◆ **Data excerpts**:
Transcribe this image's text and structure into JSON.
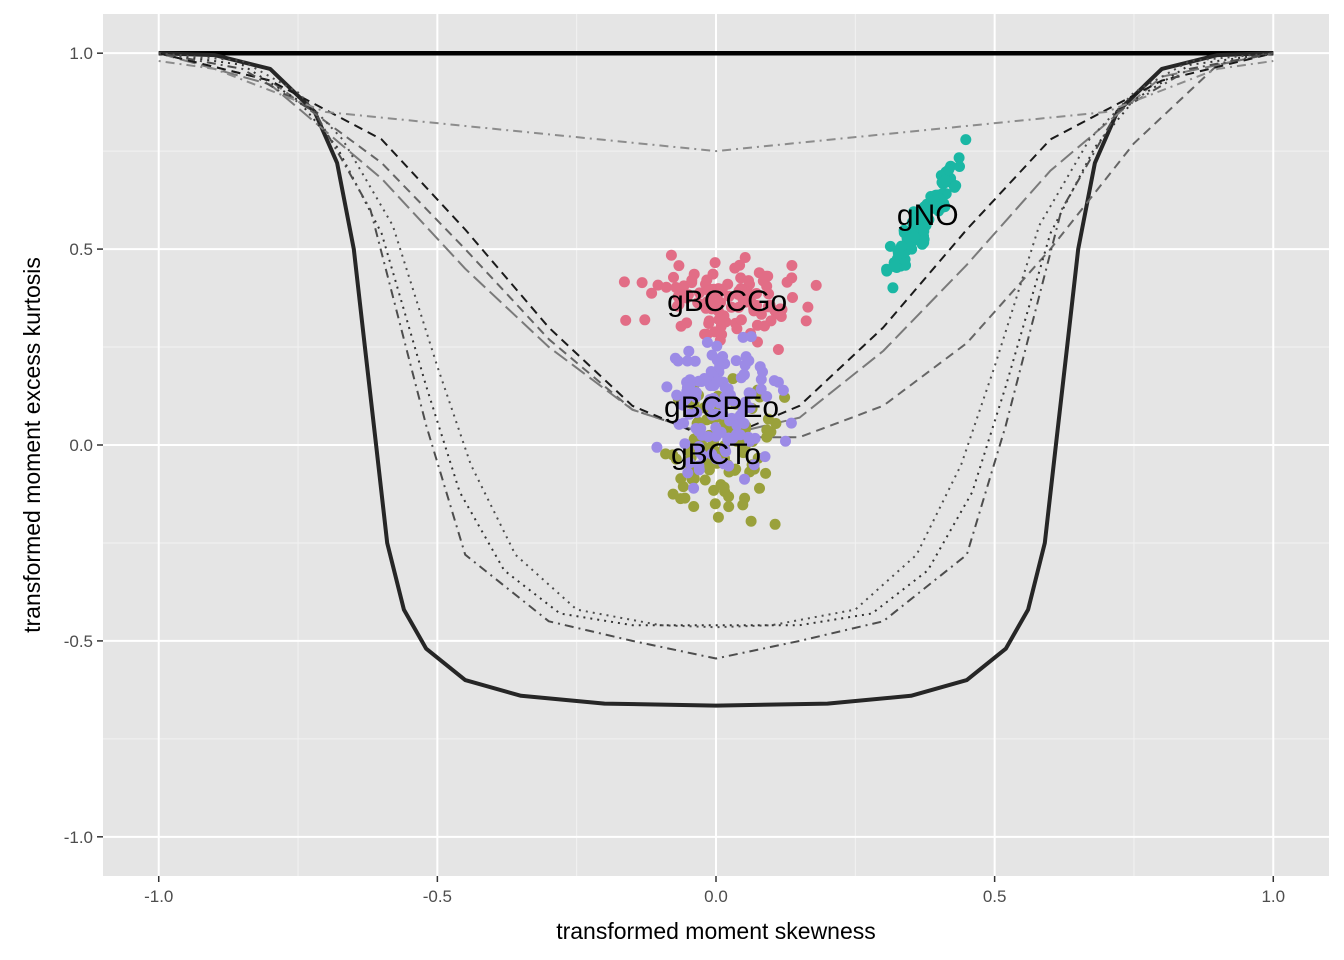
{
  "chart_data": {
    "type": "scatter",
    "title": "",
    "xlabel": "transformed moment skewness",
    "ylabel": "transformed moment excess kurtosis",
    "xlim": [
      -1.1,
      1.1
    ],
    "ylim": [
      -1.1,
      1.1
    ],
    "x_ticks": [
      -1.0,
      -0.5,
      0.0,
      0.5,
      1.0
    ],
    "x_tick_labels": [
      "-1.0",
      "-0.5",
      "0.0",
      "0.5",
      "1.0"
    ],
    "y_ticks": [
      -1.0,
      -0.5,
      0.0,
      0.5,
      1.0
    ],
    "y_tick_labels": [
      "-1.0",
      "-0.5",
      "0.0",
      "0.5",
      "1.0"
    ],
    "grid": true,
    "legend": "none",
    "panel_background": "#e5e5e5",
    "lines": [
      {
        "style": "solid",
        "color": "#000000",
        "width": 4.5,
        "points": [
          [
            -1.0,
            1.0
          ],
          [
            1.0,
            1.0
          ]
        ]
      },
      {
        "style": "solid",
        "color": "#262626",
        "width": 4,
        "points": [
          [
            -1.0,
            1.0
          ],
          [
            -0.9,
            0.995
          ],
          [
            -0.8,
            0.96
          ],
          [
            -0.72,
            0.85
          ],
          [
            -0.68,
            0.72
          ],
          [
            -0.65,
            0.5
          ],
          [
            -0.63,
            0.25
          ],
          [
            -0.61,
            0.0
          ],
          [
            -0.59,
            -0.25
          ],
          [
            -0.56,
            -0.42
          ],
          [
            -0.52,
            -0.52
          ],
          [
            -0.45,
            -0.6
          ],
          [
            -0.35,
            -0.64
          ],
          [
            -0.2,
            -0.66
          ],
          [
            0.0,
            -0.665
          ],
          [
            0.2,
            -0.66
          ],
          [
            0.35,
            -0.64
          ],
          [
            0.45,
            -0.6
          ],
          [
            0.52,
            -0.52
          ],
          [
            0.56,
            -0.42
          ],
          [
            0.59,
            -0.25
          ],
          [
            0.61,
            0.0
          ],
          [
            0.63,
            0.25
          ],
          [
            0.65,
            0.5
          ],
          [
            0.68,
            0.72
          ],
          [
            0.72,
            0.85
          ],
          [
            0.8,
            0.96
          ],
          [
            0.9,
            0.995
          ],
          [
            1.0,
            1.0
          ]
        ]
      },
      {
        "style": "dashed",
        "color": "#666666",
        "width": 2,
        "points": [
          [
            -1.0,
            1.0
          ],
          [
            -0.8,
            0.93
          ],
          [
            -0.6,
            0.72
          ],
          [
            -0.45,
            0.5
          ],
          [
            -0.3,
            0.27
          ],
          [
            -0.15,
            0.09
          ],
          [
            0.0,
            0.02
          ],
          [
            0.15,
            0.02
          ],
          [
            0.3,
            0.1
          ],
          [
            0.45,
            0.26
          ],
          [
            0.6,
            0.5
          ],
          [
            0.75,
            0.77
          ],
          [
            0.9,
            0.97
          ],
          [
            1.0,
            1.0
          ]
        ]
      },
      {
        "style": "longdash",
        "color": "#7a7a7a",
        "width": 2,
        "points": [
          [
            -1.0,
            1.0
          ],
          [
            -0.8,
            0.92
          ],
          [
            -0.6,
            0.68
          ],
          [
            -0.45,
            0.45
          ],
          [
            -0.3,
            0.25
          ],
          [
            -0.15,
            0.09
          ],
          [
            0.0,
            0.02
          ],
          [
            0.15,
            0.07
          ],
          [
            0.3,
            0.24
          ],
          [
            0.45,
            0.46
          ],
          [
            0.6,
            0.7
          ],
          [
            0.8,
            0.94
          ],
          [
            1.0,
            1.0
          ]
        ]
      },
      {
        "style": "dashed",
        "color": "#1a1a1a",
        "width": 2,
        "points": [
          [
            -1.0,
            1.0
          ],
          [
            -0.8,
            0.93
          ],
          [
            -0.6,
            0.78
          ],
          [
            -0.45,
            0.55
          ],
          [
            -0.3,
            0.3
          ],
          [
            -0.15,
            0.1
          ],
          [
            0.0,
            0.01
          ],
          [
            0.15,
            0.1
          ],
          [
            0.3,
            0.3
          ],
          [
            0.45,
            0.55
          ],
          [
            0.6,
            0.78
          ],
          [
            0.8,
            0.93
          ],
          [
            1.0,
            1.0
          ]
        ]
      },
      {
        "style": "dotted",
        "color": "#333333",
        "width": 2,
        "points": [
          [
            -1.0,
            1.0
          ],
          [
            -0.85,
            0.97
          ],
          [
            -0.75,
            0.88
          ],
          [
            -0.68,
            0.76
          ],
          [
            -0.6,
            0.54
          ],
          [
            -0.52,
            0.15
          ],
          [
            -0.46,
            -0.12
          ],
          [
            -0.38,
            -0.32
          ],
          [
            -0.28,
            -0.43
          ],
          [
            -0.15,
            -0.46
          ],
          [
            0.0,
            -0.46
          ],
          [
            0.15,
            -0.46
          ],
          [
            0.28,
            -0.43
          ],
          [
            0.38,
            -0.32
          ],
          [
            0.46,
            -0.12
          ],
          [
            0.52,
            0.15
          ],
          [
            0.6,
            0.54
          ],
          [
            0.68,
            0.76
          ],
          [
            0.75,
            0.88
          ],
          [
            0.85,
            0.97
          ],
          [
            1.0,
            1.0
          ]
        ]
      },
      {
        "style": "dotted",
        "color": "#4d4d4d",
        "width": 2,
        "points": [
          [
            -1.0,
            1.0
          ],
          [
            -0.85,
            0.98
          ],
          [
            -0.75,
            0.9
          ],
          [
            -0.67,
            0.78
          ],
          [
            -0.58,
            0.56
          ],
          [
            -0.5,
            0.2
          ],
          [
            -0.44,
            -0.05
          ],
          [
            -0.36,
            -0.28
          ],
          [
            -0.25,
            -0.42
          ],
          [
            -0.1,
            -0.46
          ],
          [
            0.0,
            -0.465
          ],
          [
            0.1,
            -0.46
          ],
          [
            0.25,
            -0.42
          ],
          [
            0.36,
            -0.28
          ],
          [
            0.44,
            -0.05
          ],
          [
            0.5,
            0.2
          ],
          [
            0.58,
            0.56
          ],
          [
            0.67,
            0.78
          ],
          [
            0.75,
            0.9
          ],
          [
            0.85,
            0.98
          ],
          [
            1.0,
            1.0
          ]
        ]
      },
      {
        "style": "dotdash",
        "color": "#4d4d4d",
        "width": 2,
        "points": [
          [
            -1.0,
            1.0
          ],
          [
            -0.85,
            0.96
          ],
          [
            -0.72,
            0.85
          ],
          [
            -0.62,
            0.6
          ],
          [
            -0.52,
            0.05
          ],
          [
            -0.45,
            -0.28
          ],
          [
            -0.3,
            -0.45
          ],
          [
            -0.15,
            -0.5
          ],
          [
            0.0,
            -0.545
          ],
          [
            0.15,
            -0.5
          ],
          [
            0.3,
            -0.45
          ],
          [
            0.45,
            -0.28
          ],
          [
            0.52,
            0.05
          ],
          [
            0.62,
            0.6
          ],
          [
            0.72,
            0.85
          ],
          [
            0.85,
            0.96
          ],
          [
            1.0,
            1.0
          ]
        ]
      },
      {
        "style": "dotdash",
        "color": "#8c8c8c",
        "width": 2,
        "points": [
          [
            -1.0,
            0.98
          ],
          [
            -0.9,
            0.96
          ],
          [
            -0.7,
            0.85
          ],
          [
            0.0,
            0.75
          ],
          [
            0.7,
            0.85
          ],
          [
            0.9,
            0.96
          ],
          [
            1.0,
            0.98
          ]
        ]
      }
    ],
    "series": [
      {
        "name": "gBCCGo",
        "color": "#e26d86",
        "center": [
          0.02,
          0.37
        ],
        "spread": [
          0.07,
          0.05
        ],
        "n": 110,
        "label_at": [
          0.02,
          0.37
        ]
      },
      {
        "name": "gNO",
        "color": "#1ab7a4",
        "center": [
          0.37,
          0.57
        ],
        "spread": [
          0.035,
          0.05
        ],
        "n": 90,
        "label_at": [
          0.38,
          0.59
        ]
      },
      {
        "name": "gBCTo",
        "color": "#9aa13b",
        "center": [
          0.0,
          -0.02
        ],
        "spread": [
          0.05,
          0.09
        ],
        "n": 110,
        "label_at": [
          0.0,
          -0.02
        ]
      },
      {
        "name": "gBCPEo",
        "color": "#9c8be6",
        "center": [
          0.01,
          0.1
        ],
        "spread": [
          0.05,
          0.09
        ],
        "n": 120,
        "label_at": [
          0.01,
          0.1
        ]
      }
    ]
  }
}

◆ **Short task**:
Determine how many lines include the word "transformed" and report that number by itself.

◆ **Reply**:
2